» **What to work on**
All lines from the one with "Extract all readable text from this page." to the end need to be copied exactly, with nothing before them.

» **Data provided**

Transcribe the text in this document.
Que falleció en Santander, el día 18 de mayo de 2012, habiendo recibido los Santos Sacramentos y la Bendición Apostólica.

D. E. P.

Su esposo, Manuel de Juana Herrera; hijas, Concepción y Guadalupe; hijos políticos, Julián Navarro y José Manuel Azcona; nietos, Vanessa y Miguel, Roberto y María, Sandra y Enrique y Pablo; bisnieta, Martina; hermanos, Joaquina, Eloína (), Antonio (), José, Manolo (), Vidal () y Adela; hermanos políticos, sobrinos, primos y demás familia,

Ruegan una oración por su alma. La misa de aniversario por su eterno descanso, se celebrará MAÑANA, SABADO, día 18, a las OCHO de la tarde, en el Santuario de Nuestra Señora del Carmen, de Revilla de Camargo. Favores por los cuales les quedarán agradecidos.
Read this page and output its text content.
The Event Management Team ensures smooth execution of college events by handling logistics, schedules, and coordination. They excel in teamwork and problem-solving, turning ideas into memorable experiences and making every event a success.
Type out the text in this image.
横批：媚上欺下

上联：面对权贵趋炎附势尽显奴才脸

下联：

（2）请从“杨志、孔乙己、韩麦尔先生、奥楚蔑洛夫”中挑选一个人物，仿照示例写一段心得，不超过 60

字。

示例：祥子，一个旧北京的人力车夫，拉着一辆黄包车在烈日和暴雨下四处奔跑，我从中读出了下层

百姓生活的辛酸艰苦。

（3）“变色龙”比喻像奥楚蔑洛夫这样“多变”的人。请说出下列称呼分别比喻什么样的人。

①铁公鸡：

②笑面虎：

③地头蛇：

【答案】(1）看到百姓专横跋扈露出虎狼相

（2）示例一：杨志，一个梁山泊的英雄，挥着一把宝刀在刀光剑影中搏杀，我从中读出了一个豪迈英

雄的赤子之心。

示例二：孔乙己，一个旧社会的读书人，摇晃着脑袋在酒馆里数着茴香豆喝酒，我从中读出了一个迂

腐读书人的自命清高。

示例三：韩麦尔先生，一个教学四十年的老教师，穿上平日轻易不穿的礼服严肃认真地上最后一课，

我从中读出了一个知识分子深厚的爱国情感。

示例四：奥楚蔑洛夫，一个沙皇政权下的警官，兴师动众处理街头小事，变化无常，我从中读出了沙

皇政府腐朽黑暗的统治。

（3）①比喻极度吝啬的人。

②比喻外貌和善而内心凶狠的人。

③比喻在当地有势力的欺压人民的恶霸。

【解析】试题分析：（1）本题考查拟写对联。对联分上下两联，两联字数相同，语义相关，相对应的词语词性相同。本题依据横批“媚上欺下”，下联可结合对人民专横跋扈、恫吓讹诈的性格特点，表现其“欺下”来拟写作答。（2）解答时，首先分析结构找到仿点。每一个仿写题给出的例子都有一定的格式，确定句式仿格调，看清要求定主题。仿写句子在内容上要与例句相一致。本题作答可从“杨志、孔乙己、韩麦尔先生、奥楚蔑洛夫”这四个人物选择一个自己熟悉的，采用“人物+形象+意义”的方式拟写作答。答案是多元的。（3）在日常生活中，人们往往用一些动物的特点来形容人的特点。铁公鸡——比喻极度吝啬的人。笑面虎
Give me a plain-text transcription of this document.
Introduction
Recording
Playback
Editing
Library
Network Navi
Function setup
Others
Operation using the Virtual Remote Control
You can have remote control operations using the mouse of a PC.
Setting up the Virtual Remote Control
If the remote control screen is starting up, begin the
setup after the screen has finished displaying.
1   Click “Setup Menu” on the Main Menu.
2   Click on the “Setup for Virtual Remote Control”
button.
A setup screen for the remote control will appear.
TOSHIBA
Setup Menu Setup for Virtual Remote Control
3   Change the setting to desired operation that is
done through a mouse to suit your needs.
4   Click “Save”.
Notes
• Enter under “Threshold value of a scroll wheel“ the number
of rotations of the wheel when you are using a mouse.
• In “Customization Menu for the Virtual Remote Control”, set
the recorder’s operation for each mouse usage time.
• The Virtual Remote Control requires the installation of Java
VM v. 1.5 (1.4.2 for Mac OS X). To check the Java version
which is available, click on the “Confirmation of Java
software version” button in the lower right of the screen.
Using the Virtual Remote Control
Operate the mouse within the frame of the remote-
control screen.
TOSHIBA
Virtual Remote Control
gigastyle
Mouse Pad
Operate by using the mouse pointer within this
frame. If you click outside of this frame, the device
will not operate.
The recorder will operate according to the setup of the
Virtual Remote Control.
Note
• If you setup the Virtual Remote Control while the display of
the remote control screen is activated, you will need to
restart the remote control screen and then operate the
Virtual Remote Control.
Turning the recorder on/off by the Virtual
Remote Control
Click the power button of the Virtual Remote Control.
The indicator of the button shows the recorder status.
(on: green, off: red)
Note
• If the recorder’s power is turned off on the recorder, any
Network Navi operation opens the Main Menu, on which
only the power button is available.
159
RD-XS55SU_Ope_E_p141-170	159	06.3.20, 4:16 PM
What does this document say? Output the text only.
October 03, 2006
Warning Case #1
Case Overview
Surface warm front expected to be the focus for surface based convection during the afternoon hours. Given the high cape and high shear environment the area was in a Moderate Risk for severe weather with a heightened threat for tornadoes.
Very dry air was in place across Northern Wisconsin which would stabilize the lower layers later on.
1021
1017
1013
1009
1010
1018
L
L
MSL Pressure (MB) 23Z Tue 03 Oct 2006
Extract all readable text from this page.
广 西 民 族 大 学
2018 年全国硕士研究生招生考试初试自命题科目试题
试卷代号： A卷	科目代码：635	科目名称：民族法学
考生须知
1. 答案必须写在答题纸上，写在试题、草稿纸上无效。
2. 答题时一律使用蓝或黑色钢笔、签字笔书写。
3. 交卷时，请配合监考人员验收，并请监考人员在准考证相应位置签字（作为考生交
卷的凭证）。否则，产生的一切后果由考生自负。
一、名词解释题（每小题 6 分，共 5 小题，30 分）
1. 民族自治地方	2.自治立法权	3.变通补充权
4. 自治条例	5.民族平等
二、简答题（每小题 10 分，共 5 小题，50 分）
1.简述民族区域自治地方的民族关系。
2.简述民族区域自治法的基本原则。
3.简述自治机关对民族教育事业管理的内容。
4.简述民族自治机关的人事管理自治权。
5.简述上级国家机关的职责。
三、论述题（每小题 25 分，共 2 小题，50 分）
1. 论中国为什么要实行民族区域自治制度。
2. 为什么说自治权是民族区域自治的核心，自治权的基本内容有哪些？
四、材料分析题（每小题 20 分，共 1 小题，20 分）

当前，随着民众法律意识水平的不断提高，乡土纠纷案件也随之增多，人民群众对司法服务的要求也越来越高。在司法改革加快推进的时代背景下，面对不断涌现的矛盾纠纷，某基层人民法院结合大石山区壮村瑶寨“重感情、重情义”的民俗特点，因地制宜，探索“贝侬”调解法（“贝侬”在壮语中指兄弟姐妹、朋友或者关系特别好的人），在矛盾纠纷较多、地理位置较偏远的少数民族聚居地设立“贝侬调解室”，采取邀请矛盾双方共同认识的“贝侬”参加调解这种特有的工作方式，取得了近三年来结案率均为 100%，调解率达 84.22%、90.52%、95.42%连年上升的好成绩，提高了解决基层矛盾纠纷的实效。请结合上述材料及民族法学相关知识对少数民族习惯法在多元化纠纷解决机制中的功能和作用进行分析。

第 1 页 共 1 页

» **Result**
Extract all readable text from this page.
广 西 民 族 大 学
2018 年全国硕士研究生招生考试初试自命题科目试题
试卷代号： A卷	科目代码：635	科目名称：民族法学
考生须知
1. 答案必须写在答题纸上，写在试题、草稿纸上无效。
2. 答题时一律使用蓝或黑色钢笔、签字笔书写。
3. 交卷时，请配合监考人员验收，并请监考人员在准考证相应位置签字（作为考生交
卷的凭证）。否则，产生的一切后果由考生自负。
一、名词解释题（每小题 6 分，共 5 小题，30 分）
1. 民族自治地方	2.自治立法权	3.变通补充权
4. 自治条例	5.民族平等
二、简答题（每小题 10 分，共 5 小题，50 分）
1.简述民族区域自治地方的民族关系。
2.简述民族区域自治法的基本原则。
3.简述自治机关对民族教育事业管理的内容。
4.简述民族自治机关的人事管理自治权。
5.简述上级国家机关的职责。
三、论述题（每小题 25 分，共 2 小题，50 分）
1. 论中国为什么要实行民族区域自治制度。
2. 为什么说自治权是民族区域自治的核心，自治权的基本内容有哪些？
四、材料分析题（每小题 20 分，共 1 小题，20 分）

当前，随着民众法律意识水平的不断提高，乡土纠纷案件也随之增多，人民群众对司法服务的要求也越来越高。在司法改革加快推进的时代背景下，面对不断涌现的矛盾纠纷，某基层人民法院结合大石山区壮村瑶寨“重感情、重情义”的民俗特点，因地制宜，探索“贝侬”调解法（“贝侬”在壮语中指兄弟姐妹、朋友或者关系特别好的人），在矛盾纠纷较多、地理位置较偏远的少数民族聚居地设立“贝侬调解室”，采取邀请矛盾双方共同认识的“贝侬”参加调解这种特有的工作方式，取得了近三年来结案率均为 100%，调解率达 84.22%、90.52%、95.42%连年上升的好成绩，提高了解决基层矛盾纠纷的实效。请结合上述材料及民族法学相关知识对少数民族习惯法在多元化纠纷解决机制中的功能和作用进行分析。

第 1 页 共 1 页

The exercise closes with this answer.